**Page text:**
Some were pretty ticked off at the whole stunt, while others were just glad to hear about new Fallout. Now that the dust has cleared and information is starting to come to light, there’s a whole new element of this debacle for fans to argue about.

As it turns out, war eventually does change, and so does the Fallout franchise. Apparently, Fallout 76 is going to be an online survival RPG in the vein of Rust, DayZ, ARK, Conan Exiles, and Metal Gear Survive.

Wait … what? 

Editor’s Note: This is all entirely based on preliminary information. While the voice-over segment from the teaser and leaked info from a reliable source all indicate this is the direction the game will go, we don’t have official confirmation on that from Bethesda yet (and won’t until E3).

Chasing Trends 

According to a report from Kotaku, what was originally a planned multiplayer aspect for Fallout 4 eventually became the survival experience that will be presented in Fallout 76. 

After the disappointing step backward that was Fallout 4, it’s clear the series needed a change … but it seems like this is the exact wrong change to make. Fans wanted a better story and more dialogue choices, not less of that and more of the settlement building.

Like the current field of battle royale games, the survival genre is already starting to feel a little crowded and overblown. Chasing trends worked out extremely well for Fortnite but seems like it’s less likely to be a slam dunk here with Fallout.

All the current survival RPGs have their fair share of bugs and issues that make it feel like we haven’t yet seen the pinnacle of this style of game. But since we’re talking about Bethesda, the notion that Fallout 76 will arrive bug-free is laughable.

 Clearly, nothing like this will ever be seen in Fallout 76.

**Your tasks:**
- 1) In the Fallout 76 article, which games are named as examples of the online survival RPG style that Fallout 76 is expected to follow? List them all.
- 2) Write the next few paragraphs of the Fallout 76 article, picking up after its last sentence.

**Given data:**
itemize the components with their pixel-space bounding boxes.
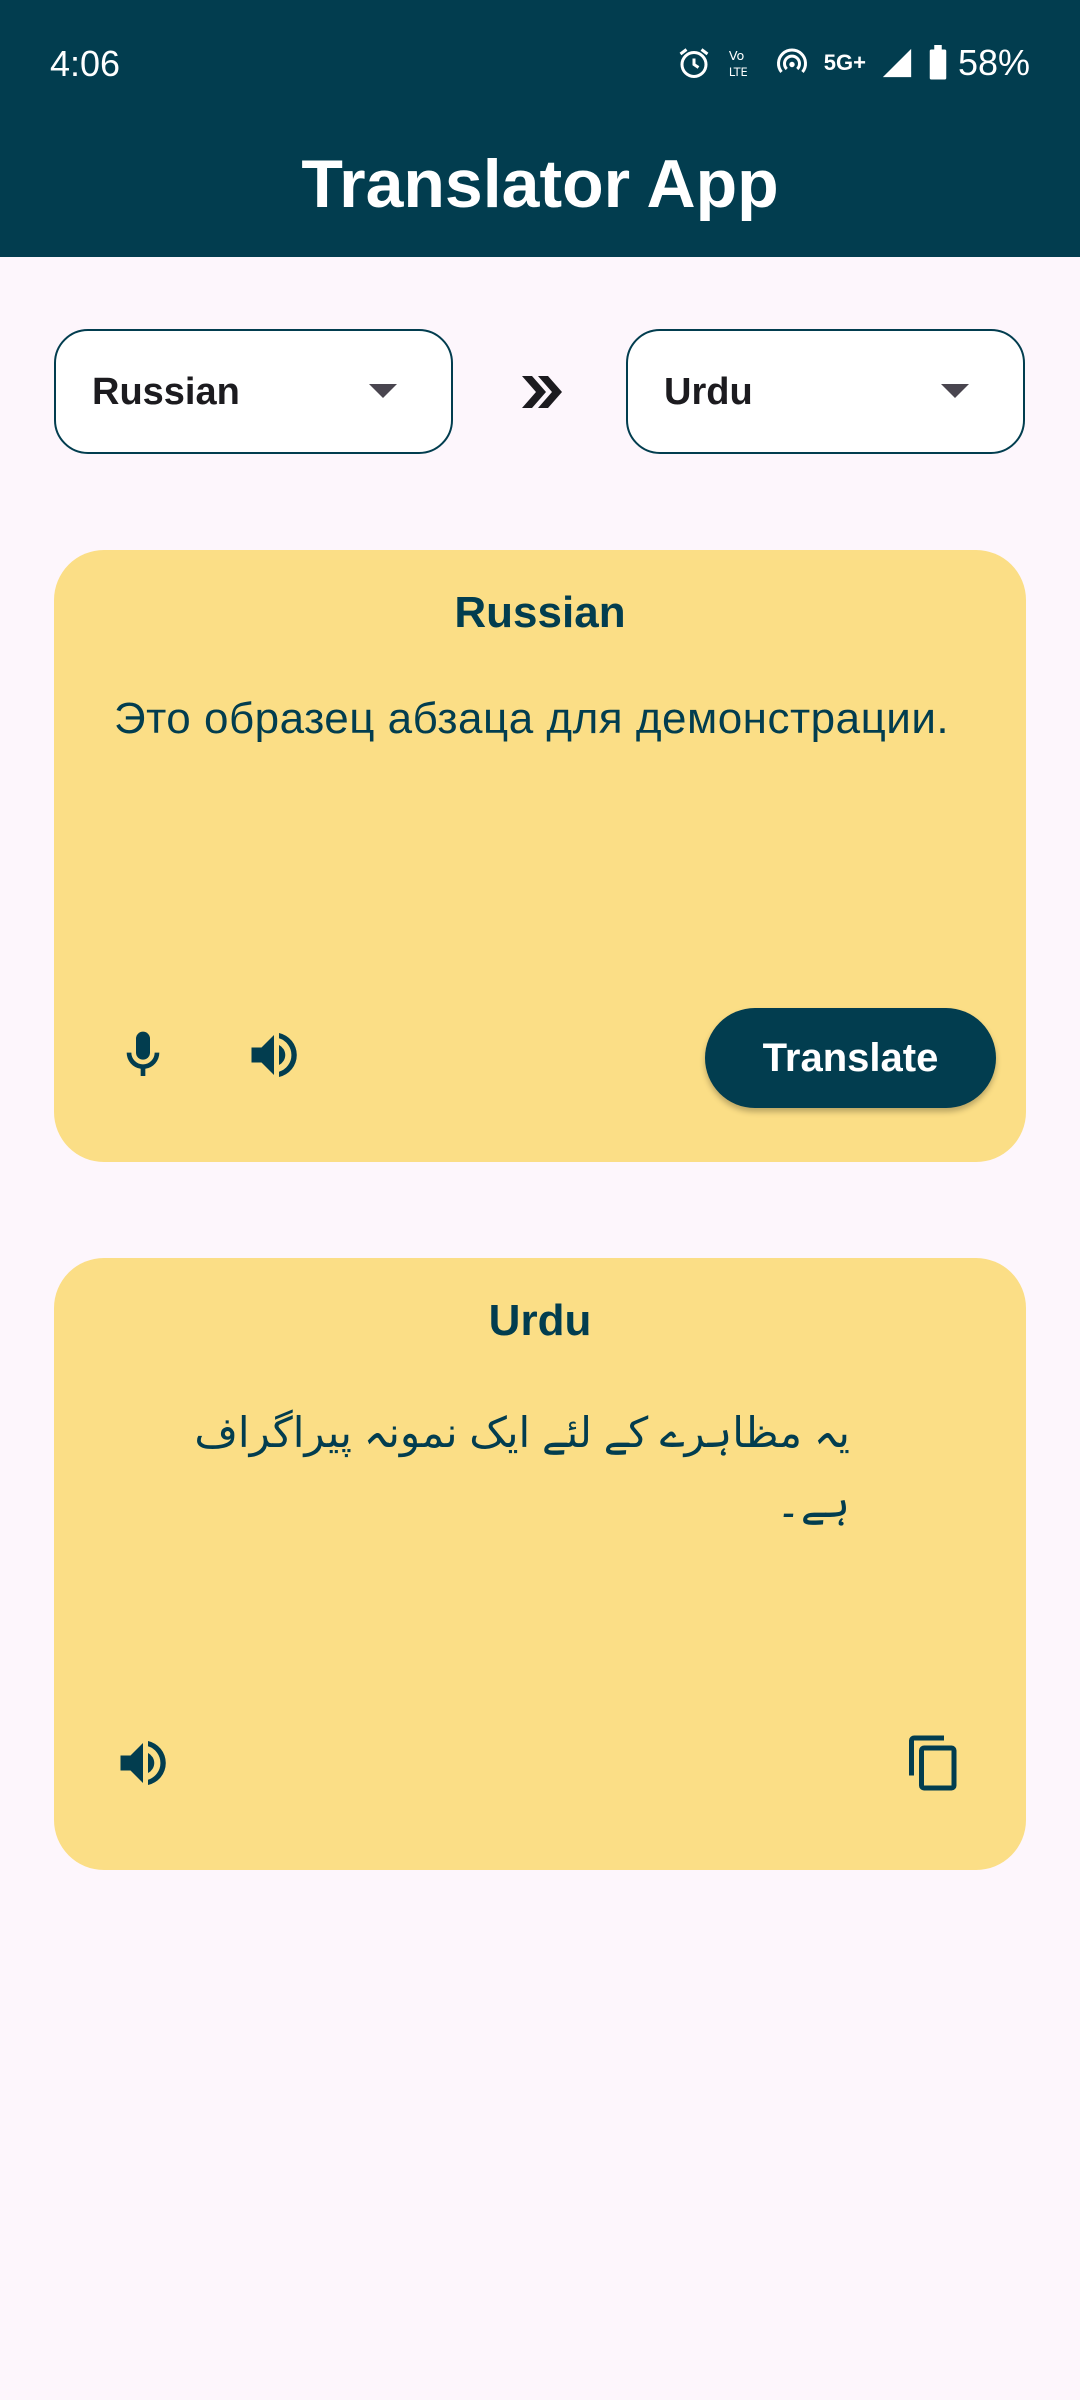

**Written responses:**
- 1) Rust, DayZ, ARK, Conan Exiles, and Metal Gear Survive.

- 2)
A Cash Grab That’s Destined to Fail

Expanding out the settlement-building element is not in itself a terrible notion, but making survival and building the focus of the game at the expense of the core Fallout gameplay is a resoundingly bad idea.

A huge opportunity for microtransactions and getting nickel-and-dimed on cosmetic DLC is obvious with a survival entry. Sadly, the scourge that is games-as-a-service is here, and it’s here to stay until people stop buying those games and spending money on those loot boxes.

The only way to win this battle is to not play at all, forcing the publishers and developers to give gamers what they want by voting with their wallets.

Most bizarre of all is that we know ahead of time that this will be a flop without even having to look at the fan reaction. There was a case study just a few months back examining how this change in style can crash and burn for a big-name developer. Just ask Metal Gear Survive how well that transition went.

 Yeah, me too.

History Repeats Itself

When you see where the comments from the fans are going, just how poorly Fallout 76 is going to perform becomes crystal clear.

Comments on the announcement video page and most every single post about this game are filled to the brim with “please be single player, please be single player, please be single player” comments or a hashtag like #saveplayer1.

The fans know what they want, and they know what hasn’t worked in the past. When this series tries to leave its roots, the results are never as well received as the base games.

For all the hardcore fan fury over Fallout 3 basically being Elder Scrolls with guns, even the later Bethesda numbered entries are still a significant improvement over the spin-offs.

Personally, I was a fan of Fallout Tactics (with a few patches and mods to fix the bigger issues), but there’s no question that it lagged in sales and had major flaws. That unfortunate Brotherhood of Steel console spin-off was easily the worst of the series and an experiment best forgotten entirely.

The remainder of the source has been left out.